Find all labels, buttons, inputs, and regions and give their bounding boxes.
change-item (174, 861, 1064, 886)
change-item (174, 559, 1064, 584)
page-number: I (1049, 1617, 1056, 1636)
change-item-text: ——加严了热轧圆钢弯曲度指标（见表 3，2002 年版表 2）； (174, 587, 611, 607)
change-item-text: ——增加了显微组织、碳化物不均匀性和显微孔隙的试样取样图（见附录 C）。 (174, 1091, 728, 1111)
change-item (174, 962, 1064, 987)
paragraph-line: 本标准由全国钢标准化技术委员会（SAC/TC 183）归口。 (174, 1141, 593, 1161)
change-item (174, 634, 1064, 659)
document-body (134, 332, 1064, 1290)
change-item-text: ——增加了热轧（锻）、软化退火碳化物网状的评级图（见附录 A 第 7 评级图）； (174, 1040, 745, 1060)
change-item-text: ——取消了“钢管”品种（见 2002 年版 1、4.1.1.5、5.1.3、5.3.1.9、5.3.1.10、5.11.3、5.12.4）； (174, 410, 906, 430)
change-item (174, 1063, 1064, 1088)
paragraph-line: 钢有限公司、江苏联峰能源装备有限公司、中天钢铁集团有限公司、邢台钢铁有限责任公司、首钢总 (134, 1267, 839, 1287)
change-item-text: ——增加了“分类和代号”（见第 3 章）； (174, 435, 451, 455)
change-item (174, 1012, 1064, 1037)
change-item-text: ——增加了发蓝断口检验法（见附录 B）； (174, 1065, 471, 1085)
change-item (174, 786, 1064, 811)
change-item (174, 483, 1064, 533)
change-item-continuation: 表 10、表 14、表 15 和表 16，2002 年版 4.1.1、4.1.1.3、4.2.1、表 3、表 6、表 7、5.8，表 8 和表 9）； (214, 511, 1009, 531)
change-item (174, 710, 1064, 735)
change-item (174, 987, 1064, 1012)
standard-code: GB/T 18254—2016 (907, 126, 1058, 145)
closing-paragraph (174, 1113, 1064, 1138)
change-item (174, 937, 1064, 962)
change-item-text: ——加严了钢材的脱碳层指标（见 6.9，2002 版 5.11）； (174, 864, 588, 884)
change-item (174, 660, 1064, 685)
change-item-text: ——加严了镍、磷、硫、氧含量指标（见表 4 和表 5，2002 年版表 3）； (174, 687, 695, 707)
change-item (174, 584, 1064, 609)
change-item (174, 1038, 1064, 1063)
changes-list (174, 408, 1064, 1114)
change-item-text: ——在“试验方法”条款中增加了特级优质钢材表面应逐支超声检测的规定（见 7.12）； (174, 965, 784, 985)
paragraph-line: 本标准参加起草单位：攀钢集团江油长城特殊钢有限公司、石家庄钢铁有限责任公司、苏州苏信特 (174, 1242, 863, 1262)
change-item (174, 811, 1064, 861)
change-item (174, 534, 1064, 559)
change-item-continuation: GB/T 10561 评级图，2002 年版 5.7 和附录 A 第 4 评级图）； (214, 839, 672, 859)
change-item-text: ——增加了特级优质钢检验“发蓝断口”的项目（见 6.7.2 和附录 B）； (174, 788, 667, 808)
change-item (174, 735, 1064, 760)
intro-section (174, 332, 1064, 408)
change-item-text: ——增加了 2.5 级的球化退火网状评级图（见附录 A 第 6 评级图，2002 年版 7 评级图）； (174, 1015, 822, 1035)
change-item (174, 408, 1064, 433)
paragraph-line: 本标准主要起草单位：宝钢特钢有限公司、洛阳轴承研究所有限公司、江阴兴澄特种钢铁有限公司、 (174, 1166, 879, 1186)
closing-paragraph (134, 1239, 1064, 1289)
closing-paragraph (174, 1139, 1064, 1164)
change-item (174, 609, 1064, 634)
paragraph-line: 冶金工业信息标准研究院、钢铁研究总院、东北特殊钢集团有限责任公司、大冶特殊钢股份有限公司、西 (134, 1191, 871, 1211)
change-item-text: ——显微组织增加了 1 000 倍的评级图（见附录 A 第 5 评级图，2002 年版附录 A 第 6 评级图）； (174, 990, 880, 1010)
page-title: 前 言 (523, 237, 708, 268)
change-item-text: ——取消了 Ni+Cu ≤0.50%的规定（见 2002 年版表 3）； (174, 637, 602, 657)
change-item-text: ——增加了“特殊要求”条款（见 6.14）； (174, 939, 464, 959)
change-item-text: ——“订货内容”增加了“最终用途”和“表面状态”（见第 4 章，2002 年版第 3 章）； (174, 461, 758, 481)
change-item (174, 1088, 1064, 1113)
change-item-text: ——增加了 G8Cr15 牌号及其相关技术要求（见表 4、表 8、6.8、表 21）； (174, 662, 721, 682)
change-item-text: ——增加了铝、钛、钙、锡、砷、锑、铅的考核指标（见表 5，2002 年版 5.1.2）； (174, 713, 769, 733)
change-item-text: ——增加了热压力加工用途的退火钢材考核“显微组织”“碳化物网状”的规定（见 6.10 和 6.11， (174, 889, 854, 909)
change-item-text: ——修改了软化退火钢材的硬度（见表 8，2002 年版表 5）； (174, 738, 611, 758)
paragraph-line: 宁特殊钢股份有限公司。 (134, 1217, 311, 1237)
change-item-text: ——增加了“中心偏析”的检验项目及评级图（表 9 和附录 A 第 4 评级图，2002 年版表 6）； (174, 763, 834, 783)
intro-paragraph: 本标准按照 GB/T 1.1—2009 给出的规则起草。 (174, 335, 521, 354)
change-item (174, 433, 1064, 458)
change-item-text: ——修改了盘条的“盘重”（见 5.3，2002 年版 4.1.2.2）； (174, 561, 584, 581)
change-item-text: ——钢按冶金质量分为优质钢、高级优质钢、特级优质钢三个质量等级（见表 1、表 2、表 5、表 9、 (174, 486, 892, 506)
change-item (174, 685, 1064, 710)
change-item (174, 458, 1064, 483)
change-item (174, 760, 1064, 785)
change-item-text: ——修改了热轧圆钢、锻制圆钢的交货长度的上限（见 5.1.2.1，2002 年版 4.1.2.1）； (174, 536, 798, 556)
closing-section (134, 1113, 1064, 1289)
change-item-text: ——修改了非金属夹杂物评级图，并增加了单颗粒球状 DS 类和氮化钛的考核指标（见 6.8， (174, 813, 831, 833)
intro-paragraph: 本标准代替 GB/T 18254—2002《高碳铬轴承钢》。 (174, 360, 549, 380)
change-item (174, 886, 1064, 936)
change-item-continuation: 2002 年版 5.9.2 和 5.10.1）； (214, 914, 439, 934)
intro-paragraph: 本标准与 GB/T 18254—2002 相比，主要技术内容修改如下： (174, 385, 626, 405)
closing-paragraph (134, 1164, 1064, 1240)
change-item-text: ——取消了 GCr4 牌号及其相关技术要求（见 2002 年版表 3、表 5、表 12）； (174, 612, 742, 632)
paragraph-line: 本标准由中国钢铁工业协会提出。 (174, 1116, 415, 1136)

● ● ● ● ●

→ **Task instructions**: Convert every line of the records above into a JSON list of strings, with one string per line and blank lines omitted.

→ **Correct result**:
[
  "Find all labels, buttons, inputs, and regions and give their bounding boxes.",
  "change-item (174, 861, 1064, 886)",
  "change-item (174, 559, 1064, 584)",
  "page-number: I (1049, 1617, 1056, 1636)",
  "change-item-text: ——加严了热轧圆钢弯曲度指标（见表 3，2002 年版表 2）； (174, 587, 611, 607)",
  "change-item-text: ——增加了显微组织、碳化物不均匀性和显微孔隙的试样取样图（见附录 C）。 (174, 1091, 728, 1111)",
  "change-item (174, 962, 1064, 987)",
  "paragraph-line: 本标准由全国钢标准化技术委员会（SAC/TC 183）归口。 (174, 1141, 593, 1161)",
  "change-item (174, 634, 1064, 659)",
  "document-body (134, 332, 1064, 1290)",
  "change-item-text: ——增加了热轧（锻）、软化退火碳化物网状的评级图（见附录 A 第 7 评级图）； (174, 1040, 745, 1060)",
  "change-item-text: ——取消了“钢管”品种（见 2002 年版 1、4.1.1.5、5.1.3、5.3.1.9、5.3.1.10、5.11.3、5.12.4）； (174, 410, 906, 430)",
  "change-item (174, 1063, 1064, 1088)",
  "paragraph-line: 钢有限公司、江苏联峰能源装备有限公司、中天钢铁集团有限公司、邢台钢铁有限责任公司、首钢总 (134, 1267, 839, 1287)",
  "change-item-text: ——增加了“分类和代号”（见第 3 章）； (174, 435, 451, 455)",
  "change-item (174, 1012, 1064, 1037)",
  "change-item-text: ——增加了发蓝断口检验法（见附录 B）； (174, 1065, 471, 1085)",
  "change-item (174, 786, 1064, 811)",
  "change-item (174, 483, 1064, 533)",
  "change-item-continuation: 表 10、表 14、表 15 和表 16，2002 年版 4.1.1、4.1.1.3、4.2.1、表 3、表 6、表 7、5.8，表 8 和表 9）； (214, 511, 1009, 531)",
  "change-item (174, 710, 1064, 735)",
  "change-item (174, 987, 1064, 1012)",
  "standard-code: GB/T 18254—2016 (907, 126, 1058, 145)",
  "closing-paragraph (174, 1113, 1064, 1138)",
  "change-item (174, 937, 1064, 962)",
  "change-item-text: ——加严了钢材的脱碳层指标（见 6.9，2002 版 5.11）； (174, 864, 588, 884)",
  "change-item (174, 660, 1064, 685)",
  "change-item-text: ——加严了镍、磷、硫、氧含量指标（见表 4 和表 5，2002 年版表 3）； (174, 687, 695, 707)",
  "change-item (174, 584, 1064, 609)",
  "change-item (174, 1038, 1064, 1063)",
  "changes-list (174, 408, 1064, 1114)",
  "change-item-text: ——在“试验方法”条款中增加了特级优质钢材表面应逐支超声检测的规定（见 7.12）； (174, 965, 784, 985)",
  "paragraph-line: 本标准参加起草单位：攀钢集团江油长城特殊钢有限公司、石家庄钢铁有限责任公司、苏州苏信特 (174, 1242, 863, 1262)",
  "change-item (174, 811, 1064, 861)",
  "change-item (174, 534, 1064, 559)",
  "change-item-continuation: GB/T 10561 评级图，2002 年版 5.7 和附录 A 第 4 评级图）； (214, 839, 672, 859)",
  "change-item-text: ——增加了特级优质钢检验“发蓝断口”的项目（见 6.7.2 和附录 B）； (174, 788, 667, 808)",
  "change-item (174, 735, 1064, 760)",
  "intro-section (174, 332, 1064, 408)",
  "change-item-text: ——增加了 2.5 级的球化退火网状评级图（见附录 A 第 6 评级图，2002 年版 7 评级图）； (174, 1015, 822, 1035)",
  "change-item (174, 408, 1064, 433)",
  "paragraph-line: 本标准主要起草单位：宝钢特钢有限公司、洛阳轴承研究所有限公司、江阴兴澄特种钢铁有限公司、 (174, 1166, 879, 1186)",
  "closing-paragraph (134, 1239, 1064, 1289)",
  "closing-paragraph (174, 1139, 1064, 1164)",
  "change-item (174, 609, 1064, 634)",
  "paragraph-line: 冶金工业信息标准研究院、钢铁研究总院、东北特殊钢集团有限责任公司、大冶特殊钢股份有限公司、西 (134, 1191, 871, 1211)",
  "change-item-text: ——显微组织增加了 1 000 倍的评级图（见附录 A 第 5 评级图，2002 年版附录 A 第 6 评级图）； (174, 990, 880, 1010)",
  "page-title: 前 言 (523, 237, 708, 268)",
  "change-item-text: ——取消了 Ni+Cu ≤0.50%的规定（见 2002 年版表 3）； (174, 637, 602, 657)",
  "change-item-text: ——增加了“特殊要求”条款（见 6.14）； (174, 939, 464, 959)",
  "change-item-text: ——“订货内容”增加了“最终用途”和“表面状态”（见第 4 章，2002 年版第 3 章）； (174, 461, 758, 481)",
  "change-item (174, 1088, 1064, 1113)",
  "change-item-text: ——增加了 G8Cr15 牌号及其相关技术要求（见表 4、表 8、6.8、表 21）； (174, 662, 721, 682)",
  "change-item-text: ——增加了铝、钛、钙、锡、砷、锑、铅的考核指标（见表 5，2002 年版 5.1.2）； (174, 713, 769, 733)",
  "change-item-text: ——增加了热压力加工用途的退火钢材考核“显微组织”“碳化物网状”的规定（见 6.10 和 6.11， (174, 889, 854, 909)",
  "change-item-text: ——修改了软化退火钢材的硬度（见表 8，2002 年版表 5）； (174, 738, 611, 758)",
  "paragraph-line: 宁特殊钢股份有限公司。 (134, 1217, 311, 1237)",
  "change-item-text: ——增加了“中心偏析”的检验项目及评级图（表 9 和附录 A 第 4 评级图，2002 年版表 6）； (174, 763, 834, 783)",
  "intro-paragraph: 本标准按照 GB/T 1.1—2009 给出的规则起草。 (174, 335, 521, 354)",
  "change-item (174, 433, 1064, 458)",
  "change-item-text: ——修改了盘条的“盘重”（见 5.3，2002 年版 4.1.2.2）； (174, 561, 584, 581)",
  "change-item-text: ——钢按冶金质量分为优质钢、高级优质钢、特级优质钢三个质量等级（见表 1、表 2、表 5、表 9、 (174, 486, 892, 506)",
  "change-item (174, 685, 1064, 710)",
  "change-item (174, 458, 1064, 483)",
  "change-item (174, 760, 1064, 785)",
  "change-item-text: ——修改了热轧圆钢、锻制圆钢的交货长度的上限（见 5.1.2.1，2002 年版 4.1.2.1）； (174, 536, 798, 556)",
  "closing-section (134, 1113, 1064, 1289)",
  "change-item-text: ——修改了非金属夹杂物评级图，并增加了单颗粒球状 DS 类和氮化钛的考核指标（见 6.8， (174, 813, 831, 833)",
  "intro-paragraph: 本标准代替 GB/T 18254—2002《高碳铬轴承钢》。 (174, 360, 549, 380)",
  "change-item (174, 886, 1064, 936)",
  "change-item-continuation: 2002 年版 5.9.2 和 5.10.1）； (214, 914, 439, 934)",
  "intro-paragraph: 本标准与 GB/T 18254—2002 相比，主要技术内容修改如下： (174, 385, 626, 405)",
  "closing-paragraph (134, 1164, 1064, 1240)",
  "change-item-text: ——取消了 GCr4 牌号及其相关技术要求（见 2002 年版表 3、表 5、表 12）； (174, 612, 742, 632)",
  "paragraph-line: 本标准由中国钢铁工业协会提出。 (174, 1116, 415, 1136)"
]